▶ WORK INSTRUCTIONS: Find every line below that contains the word "оборудования" and copy it out.
■ ■ ■
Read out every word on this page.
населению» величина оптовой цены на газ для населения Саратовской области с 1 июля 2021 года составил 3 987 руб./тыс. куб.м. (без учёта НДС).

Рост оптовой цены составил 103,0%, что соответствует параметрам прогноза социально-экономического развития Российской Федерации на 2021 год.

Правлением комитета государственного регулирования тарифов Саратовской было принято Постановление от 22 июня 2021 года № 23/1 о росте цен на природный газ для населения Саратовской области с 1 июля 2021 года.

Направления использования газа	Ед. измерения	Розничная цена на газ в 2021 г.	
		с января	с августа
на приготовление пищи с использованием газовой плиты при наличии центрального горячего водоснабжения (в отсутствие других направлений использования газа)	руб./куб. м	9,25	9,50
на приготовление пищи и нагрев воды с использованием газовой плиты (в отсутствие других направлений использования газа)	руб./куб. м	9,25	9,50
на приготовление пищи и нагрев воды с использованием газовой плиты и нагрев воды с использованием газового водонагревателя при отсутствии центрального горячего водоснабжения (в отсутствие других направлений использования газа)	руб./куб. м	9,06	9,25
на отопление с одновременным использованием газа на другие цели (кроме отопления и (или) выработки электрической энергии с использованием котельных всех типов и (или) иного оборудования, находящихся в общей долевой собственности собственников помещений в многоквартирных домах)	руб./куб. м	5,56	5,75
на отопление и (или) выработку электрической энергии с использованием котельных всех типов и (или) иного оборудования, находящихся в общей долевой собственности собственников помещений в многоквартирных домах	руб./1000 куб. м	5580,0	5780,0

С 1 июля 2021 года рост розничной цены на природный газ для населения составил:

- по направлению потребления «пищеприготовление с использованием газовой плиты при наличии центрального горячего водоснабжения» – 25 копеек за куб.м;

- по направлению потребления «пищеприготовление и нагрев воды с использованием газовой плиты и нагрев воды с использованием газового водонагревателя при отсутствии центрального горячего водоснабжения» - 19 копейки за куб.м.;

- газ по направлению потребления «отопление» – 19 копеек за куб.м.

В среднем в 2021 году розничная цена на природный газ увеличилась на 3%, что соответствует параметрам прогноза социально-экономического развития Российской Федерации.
■ ■ ■
▶ SOLUTION TO THE PROBLEM:
на отопление с одновременным использованием газа на другие цели (кроме отопления и (или) выработки электрической энергии с использованием котельных всех типов и (или) иного оборудования, находящихся в общей долевой собственности собственников помещений в многоквартирных домах)	руб./куб. м	5,56	5,75
на отопление и (или) выработку электрической энергии с использованием котельных всех типов и (или) иного оборудования, находящихся в общей долевой собственности собственников помещений в многоквартирных домах	руб./1000 куб. м	5580,0	5780,0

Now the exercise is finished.